_AIM OF THE EXERCISE:_
Determine the number of lines that contain the word "ylabel", then state that number and nothing more.

_DATA FOR THE TASK:_
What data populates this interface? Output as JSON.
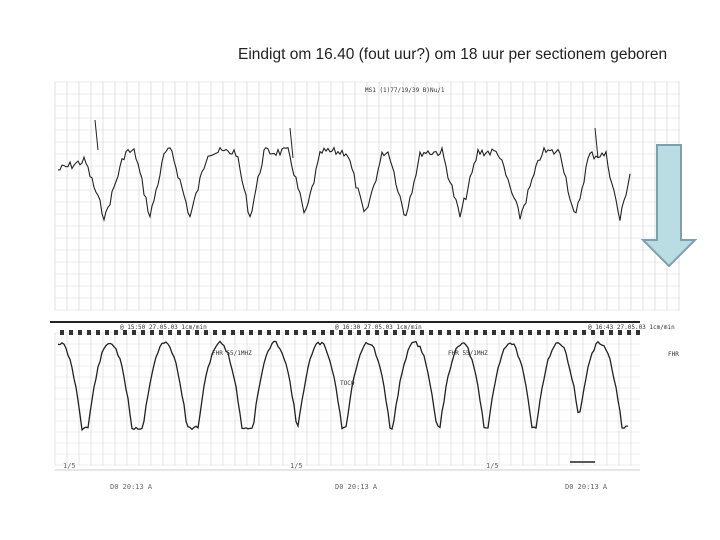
{
  "slide": {
    "caption": "Eindigt om 16.40 (fout uur?) om 18 uur per sectionem geboren"
  },
  "ctg": {
    "header_top": "MS1 (1)77/19/39 B)Nu/1",
    "toco_headers": [
      "@ 15:50 27.05.03 1cm/min",
      "@ 16:30 27.05.03 1cm/min",
      "@ 16:43 27.05.03 1cm/min"
    ],
    "markers": [
      "FHR 55/1MHZ",
      "FHR 55/1MHZ",
      "FHR"
    ],
    "toco_label": "TOCO",
    "bottom_codes": [
      "D0 20:13 A",
      "D0 20:13 A",
      "D0 20:13 A"
    ],
    "zero_labels": [
      "1/5",
      "1/5",
      "1/5"
    ]
  },
  "arrow": {
    "fill": "#b9dde3",
    "stroke": "#7f9fb0"
  }
}
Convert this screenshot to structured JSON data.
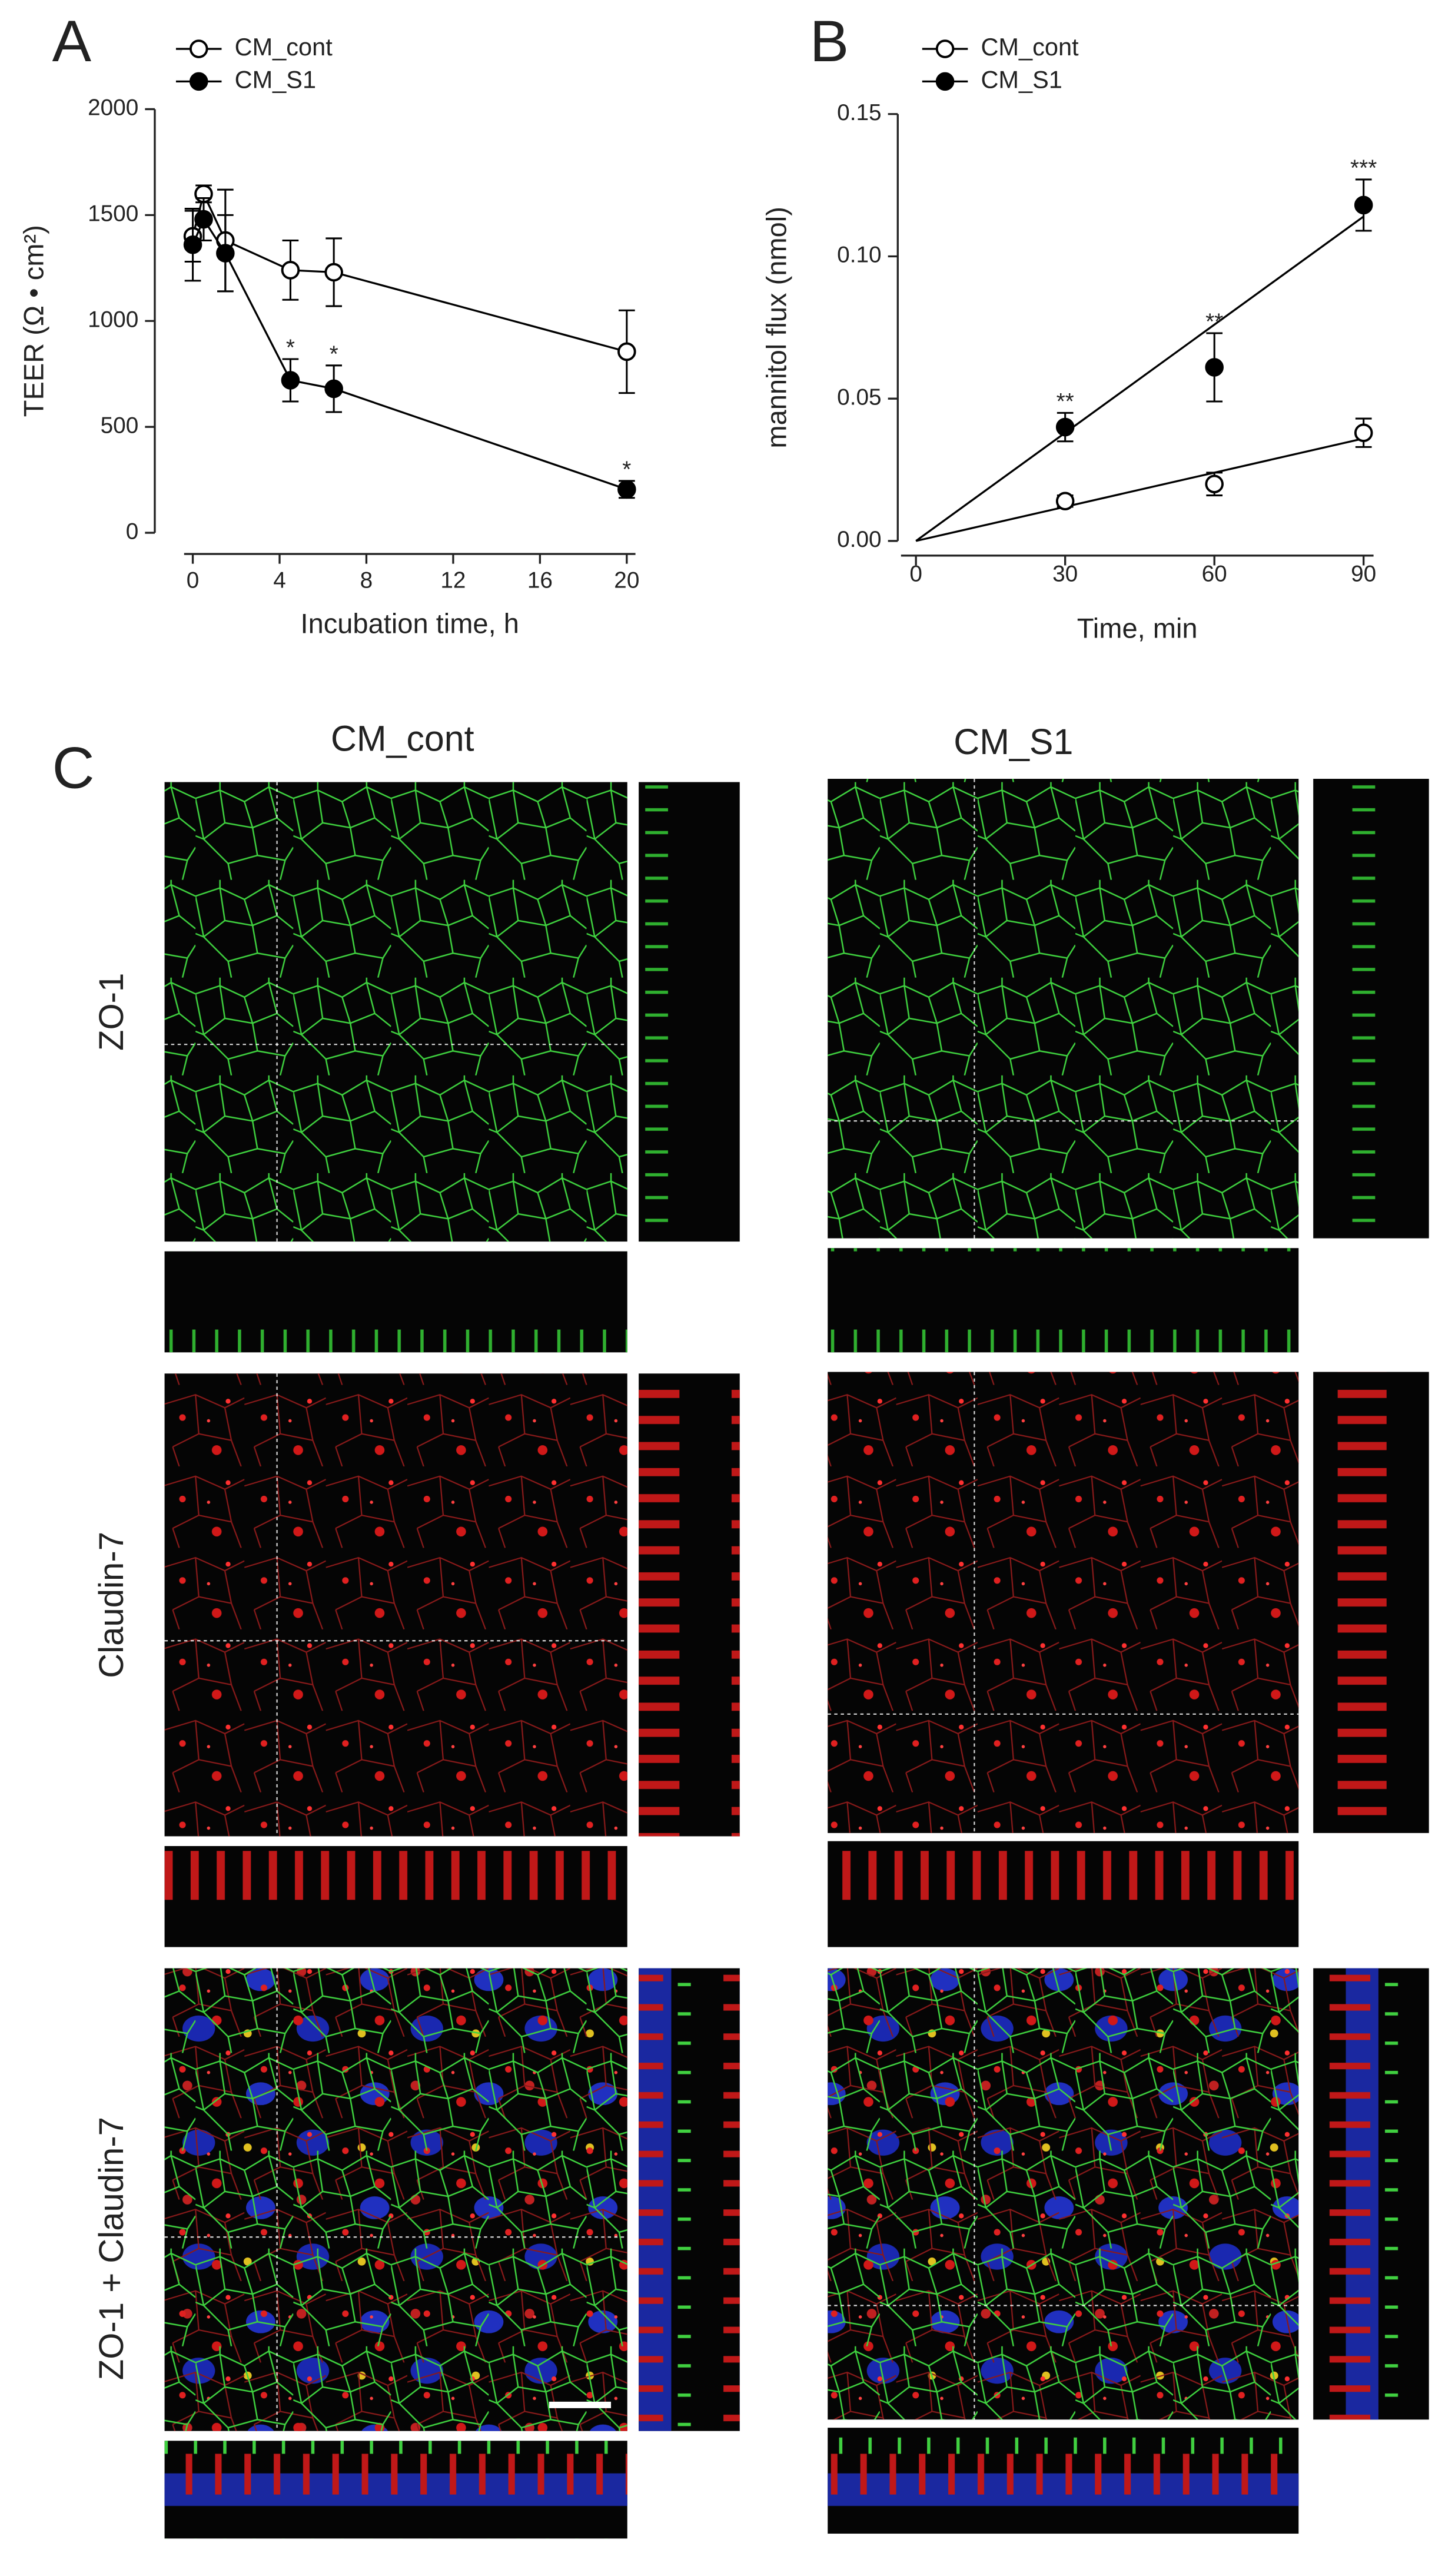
{
  "chart_data": [
    {
      "type": "line",
      "panel_label": "A",
      "xlabel": "Incubation time, h",
      "ylabel": "TEER (Ω • cm²)",
      "x": [
        0,
        0.5,
        1.5,
        4.5,
        6.5,
        20
      ],
      "xlim": [
        -0.4,
        20.4
      ],
      "xticks": [
        0,
        4,
        8,
        12,
        16,
        20
      ],
      "ylim": [
        0,
        2000
      ],
      "yticks": [
        0,
        500,
        1000,
        1500,
        2000
      ],
      "series": [
        {
          "name": "CM_cont",
          "color": "#000000",
          "marker_fill": "#ffffff",
          "values": [
            1400,
            1600,
            1380,
            1240,
            1230,
            855
          ],
          "errors": [
            120,
            40,
            240,
            140,
            160,
            195
          ]
        },
        {
          "name": "CM_S1",
          "color": "#000000",
          "marker_fill": "#000000",
          "values": [
            1360,
            1480,
            1320,
            720,
            680,
            205
          ],
          "errors": [
            170,
            100,
            180,
            100,
            110,
            40
          ],
          "significance": [
            null,
            null,
            null,
            "*",
            "*",
            "*"
          ]
        }
      ]
    },
    {
      "type": "scatter",
      "panel_label": "B",
      "xlabel": "Time, min",
      "ylabel": "mannitol flux  (nmol)",
      "x": [
        30,
        60,
        90
      ],
      "xlim": [
        -3,
        92
      ],
      "xticks": [
        0,
        30,
        60,
        90
      ],
      "ylim": [
        0,
        0.15
      ],
      "yticks": [
        {
          "value": 0,
          "label": "0.00"
        },
        {
          "value": 0.05,
          "label": "0.05"
        },
        {
          "value": 0.1,
          "label": "0.10"
        },
        {
          "value": 0.15,
          "label": "0.15"
        }
      ],
      "series": [
        {
          "name": "CM_cont",
          "color": "#000000",
          "marker_fill": "#ffffff",
          "values": [
            0.014,
            0.02,
            0.038
          ],
          "errors": [
            0.002,
            0.004,
            0.005
          ],
          "fit": {
            "x": [
              0,
              90
            ],
            "values": [
              0,
              0.036
            ]
          }
        },
        {
          "name": "CM_S1",
          "color": "#000000",
          "marker_fill": "#000000",
          "values": [
            0.04,
            0.061,
            0.118
          ],
          "errors": [
            0.005,
            0.012,
            0.009
          ],
          "fit": {
            "x": [
              0,
              90
            ],
            "values": [
              0,
              0.114
            ]
          },
          "significance": [
            "**",
            "**",
            "***"
          ]
        }
      ]
    }
  ],
  "panel_c": {
    "panel_label": "C",
    "columns": [
      "CM_cont",
      "CM_S1"
    ],
    "rows": [
      "ZO-1",
      "Claudin-7",
      "ZO-1 + Claudin-7"
    ]
  }
}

_RESULT FOR THIS TASK:_
2